# EXERCISE INPUTS

++++++++++++++++++++

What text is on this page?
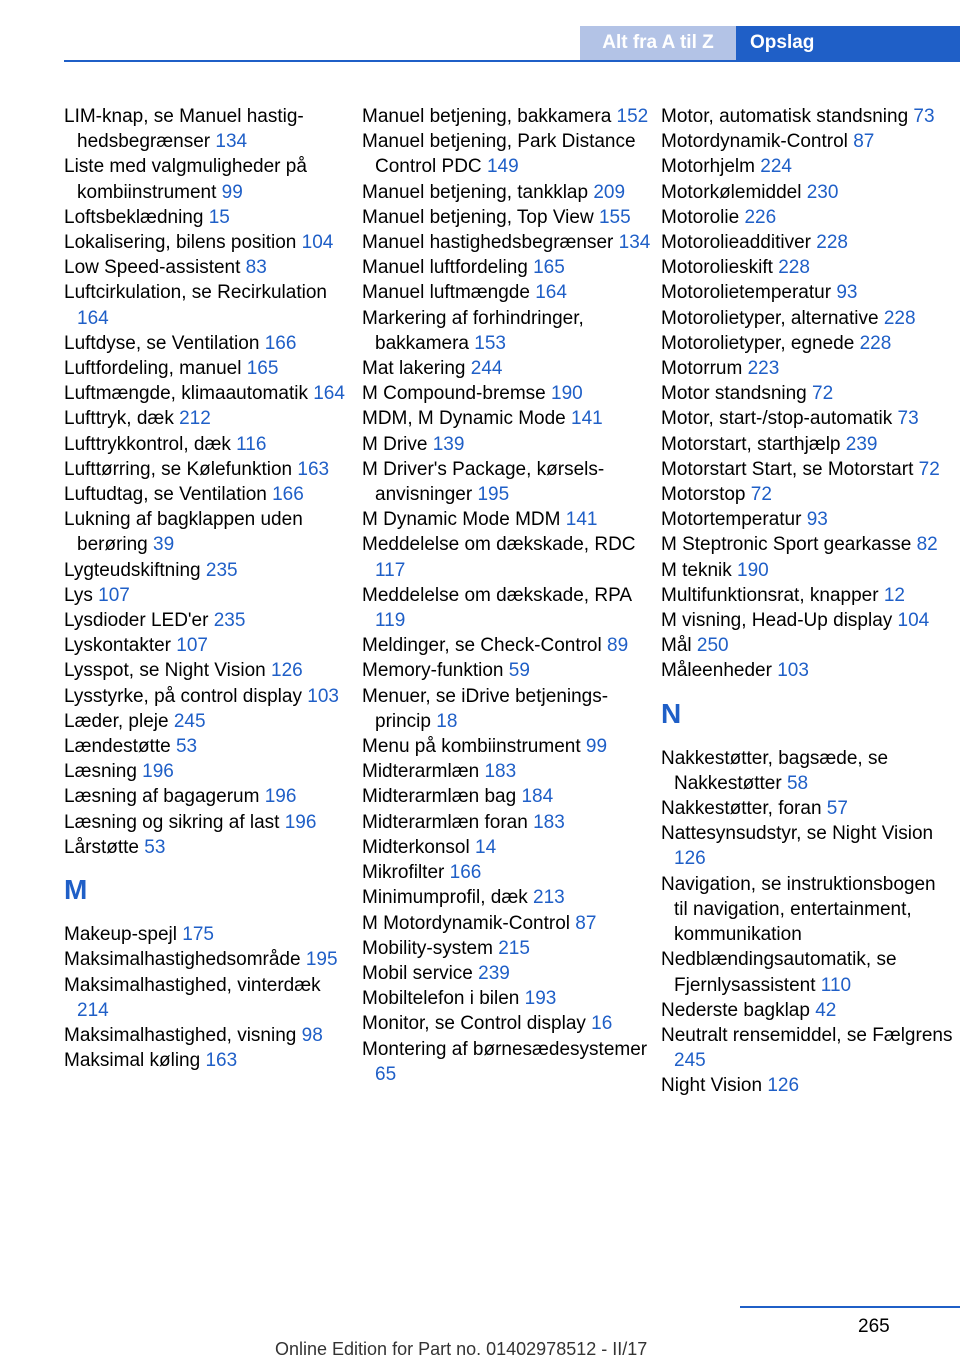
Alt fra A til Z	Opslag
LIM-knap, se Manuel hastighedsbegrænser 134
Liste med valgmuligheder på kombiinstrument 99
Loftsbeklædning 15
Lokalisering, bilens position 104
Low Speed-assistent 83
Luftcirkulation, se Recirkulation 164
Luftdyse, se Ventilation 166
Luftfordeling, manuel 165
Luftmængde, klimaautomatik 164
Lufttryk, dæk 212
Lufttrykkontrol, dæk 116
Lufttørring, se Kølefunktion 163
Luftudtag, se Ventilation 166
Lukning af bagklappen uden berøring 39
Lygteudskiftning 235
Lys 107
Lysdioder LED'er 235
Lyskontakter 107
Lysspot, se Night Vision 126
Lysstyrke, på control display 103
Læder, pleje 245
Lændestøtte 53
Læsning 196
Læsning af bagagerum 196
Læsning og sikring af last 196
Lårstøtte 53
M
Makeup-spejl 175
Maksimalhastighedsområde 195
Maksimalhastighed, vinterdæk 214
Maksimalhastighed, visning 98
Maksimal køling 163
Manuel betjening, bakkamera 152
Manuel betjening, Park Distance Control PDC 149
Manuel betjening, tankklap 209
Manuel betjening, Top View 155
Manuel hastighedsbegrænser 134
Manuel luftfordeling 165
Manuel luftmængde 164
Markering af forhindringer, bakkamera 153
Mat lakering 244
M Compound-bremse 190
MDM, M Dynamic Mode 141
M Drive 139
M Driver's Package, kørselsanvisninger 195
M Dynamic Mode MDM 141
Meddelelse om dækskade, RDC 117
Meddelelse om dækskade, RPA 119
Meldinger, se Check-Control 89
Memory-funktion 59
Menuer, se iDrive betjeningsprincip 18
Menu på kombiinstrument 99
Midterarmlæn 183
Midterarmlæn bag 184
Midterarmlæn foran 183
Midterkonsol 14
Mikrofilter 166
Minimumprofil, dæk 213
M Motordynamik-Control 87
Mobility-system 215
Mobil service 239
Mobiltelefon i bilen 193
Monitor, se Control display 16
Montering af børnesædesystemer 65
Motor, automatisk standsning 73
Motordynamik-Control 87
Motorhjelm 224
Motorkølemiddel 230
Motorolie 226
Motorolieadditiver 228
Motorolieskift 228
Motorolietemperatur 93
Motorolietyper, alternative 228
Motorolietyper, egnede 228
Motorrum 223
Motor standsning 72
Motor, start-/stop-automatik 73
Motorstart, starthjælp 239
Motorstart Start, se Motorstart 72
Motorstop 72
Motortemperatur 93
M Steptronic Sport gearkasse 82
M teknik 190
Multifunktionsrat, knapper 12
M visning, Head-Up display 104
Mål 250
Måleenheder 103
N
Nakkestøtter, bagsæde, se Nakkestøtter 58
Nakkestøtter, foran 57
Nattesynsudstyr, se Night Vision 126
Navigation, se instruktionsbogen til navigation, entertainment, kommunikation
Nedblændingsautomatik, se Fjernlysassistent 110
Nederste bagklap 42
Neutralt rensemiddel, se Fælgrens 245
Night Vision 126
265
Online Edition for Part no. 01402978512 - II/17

++++++++++++++++++++

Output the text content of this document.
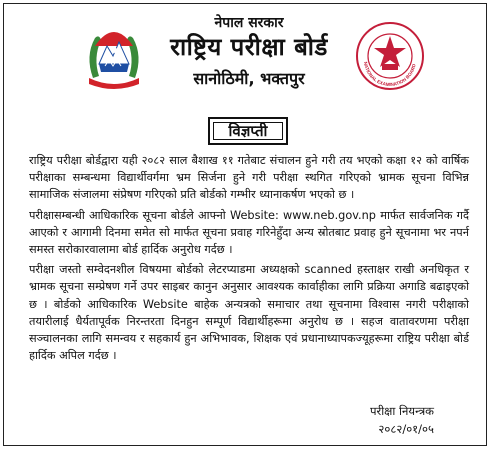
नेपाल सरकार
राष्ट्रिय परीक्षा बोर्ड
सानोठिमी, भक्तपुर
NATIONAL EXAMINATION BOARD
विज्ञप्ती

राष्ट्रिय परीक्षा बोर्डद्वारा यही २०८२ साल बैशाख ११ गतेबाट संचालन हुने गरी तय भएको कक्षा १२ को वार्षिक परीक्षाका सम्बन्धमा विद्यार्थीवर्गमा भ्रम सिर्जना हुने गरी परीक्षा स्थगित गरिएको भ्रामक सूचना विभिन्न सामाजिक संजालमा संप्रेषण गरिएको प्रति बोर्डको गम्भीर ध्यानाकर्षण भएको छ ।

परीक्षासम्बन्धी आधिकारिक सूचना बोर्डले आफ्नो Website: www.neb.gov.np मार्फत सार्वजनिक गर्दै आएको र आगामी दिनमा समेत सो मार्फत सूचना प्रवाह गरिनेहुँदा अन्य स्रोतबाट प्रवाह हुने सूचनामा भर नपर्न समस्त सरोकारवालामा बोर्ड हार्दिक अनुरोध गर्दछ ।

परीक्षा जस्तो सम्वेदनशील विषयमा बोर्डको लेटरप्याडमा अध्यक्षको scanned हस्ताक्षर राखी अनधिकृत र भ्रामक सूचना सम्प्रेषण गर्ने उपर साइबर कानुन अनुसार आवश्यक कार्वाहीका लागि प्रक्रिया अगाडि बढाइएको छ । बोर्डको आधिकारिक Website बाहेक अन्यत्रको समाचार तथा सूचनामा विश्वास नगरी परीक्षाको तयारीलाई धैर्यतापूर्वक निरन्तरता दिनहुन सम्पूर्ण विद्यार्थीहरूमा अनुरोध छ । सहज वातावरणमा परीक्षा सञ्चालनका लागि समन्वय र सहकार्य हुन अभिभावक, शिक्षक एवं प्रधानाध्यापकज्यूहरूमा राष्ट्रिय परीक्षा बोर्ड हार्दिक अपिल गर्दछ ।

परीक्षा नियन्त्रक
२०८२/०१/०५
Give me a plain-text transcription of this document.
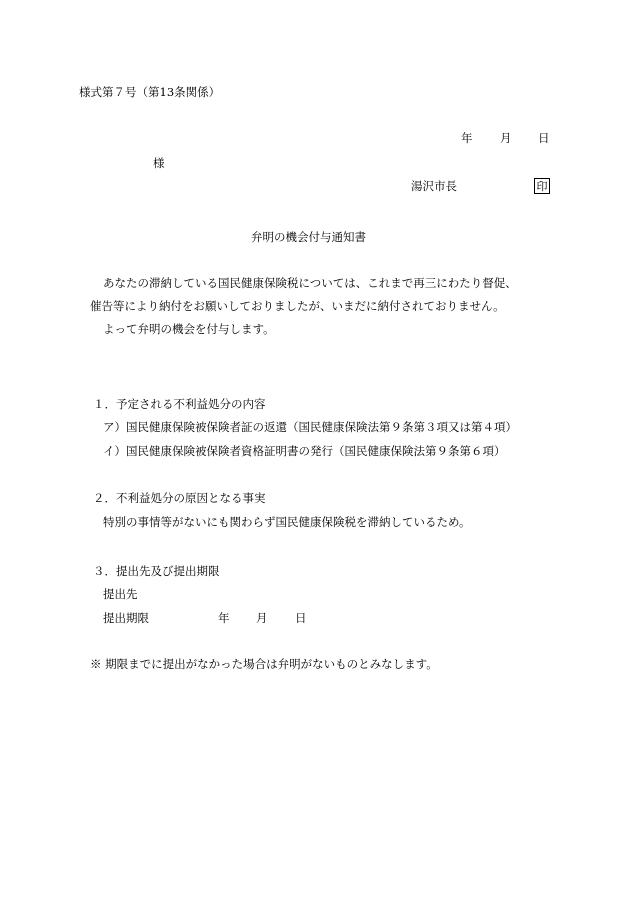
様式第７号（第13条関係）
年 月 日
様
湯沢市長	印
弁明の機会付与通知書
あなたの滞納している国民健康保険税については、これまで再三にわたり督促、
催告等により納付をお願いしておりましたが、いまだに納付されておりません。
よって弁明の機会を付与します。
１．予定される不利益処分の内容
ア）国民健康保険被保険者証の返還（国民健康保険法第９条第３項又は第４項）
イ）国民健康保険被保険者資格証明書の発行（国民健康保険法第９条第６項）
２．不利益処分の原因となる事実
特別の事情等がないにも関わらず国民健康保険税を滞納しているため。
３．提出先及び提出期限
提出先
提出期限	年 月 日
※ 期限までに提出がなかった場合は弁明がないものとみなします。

++++++++++++++++++++

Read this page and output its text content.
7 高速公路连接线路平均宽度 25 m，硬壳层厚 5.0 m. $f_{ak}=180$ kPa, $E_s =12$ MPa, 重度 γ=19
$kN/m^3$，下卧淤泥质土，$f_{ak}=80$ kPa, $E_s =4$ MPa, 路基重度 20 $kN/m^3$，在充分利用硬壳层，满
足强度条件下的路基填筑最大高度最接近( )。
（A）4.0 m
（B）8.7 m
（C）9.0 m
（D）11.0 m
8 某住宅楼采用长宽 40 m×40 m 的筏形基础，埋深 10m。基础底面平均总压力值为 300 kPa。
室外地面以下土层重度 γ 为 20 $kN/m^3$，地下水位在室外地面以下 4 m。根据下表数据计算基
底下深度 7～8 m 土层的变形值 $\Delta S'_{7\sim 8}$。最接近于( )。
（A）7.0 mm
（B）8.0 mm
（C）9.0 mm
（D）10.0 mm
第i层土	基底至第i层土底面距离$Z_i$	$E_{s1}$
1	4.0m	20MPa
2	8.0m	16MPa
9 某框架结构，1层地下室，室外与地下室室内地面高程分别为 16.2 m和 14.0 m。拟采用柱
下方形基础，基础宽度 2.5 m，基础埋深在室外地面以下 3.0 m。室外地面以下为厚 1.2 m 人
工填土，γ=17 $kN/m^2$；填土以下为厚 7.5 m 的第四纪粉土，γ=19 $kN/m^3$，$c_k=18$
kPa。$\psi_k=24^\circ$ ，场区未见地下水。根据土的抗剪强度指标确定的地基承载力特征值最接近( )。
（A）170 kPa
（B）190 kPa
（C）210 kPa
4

++++++++++++++++++++

# DO THIS
Pull out every line in the material above where "page" occurs.

# OUTPUT FOR THIS TASK
What text is on this page?
Read this page and output its text content.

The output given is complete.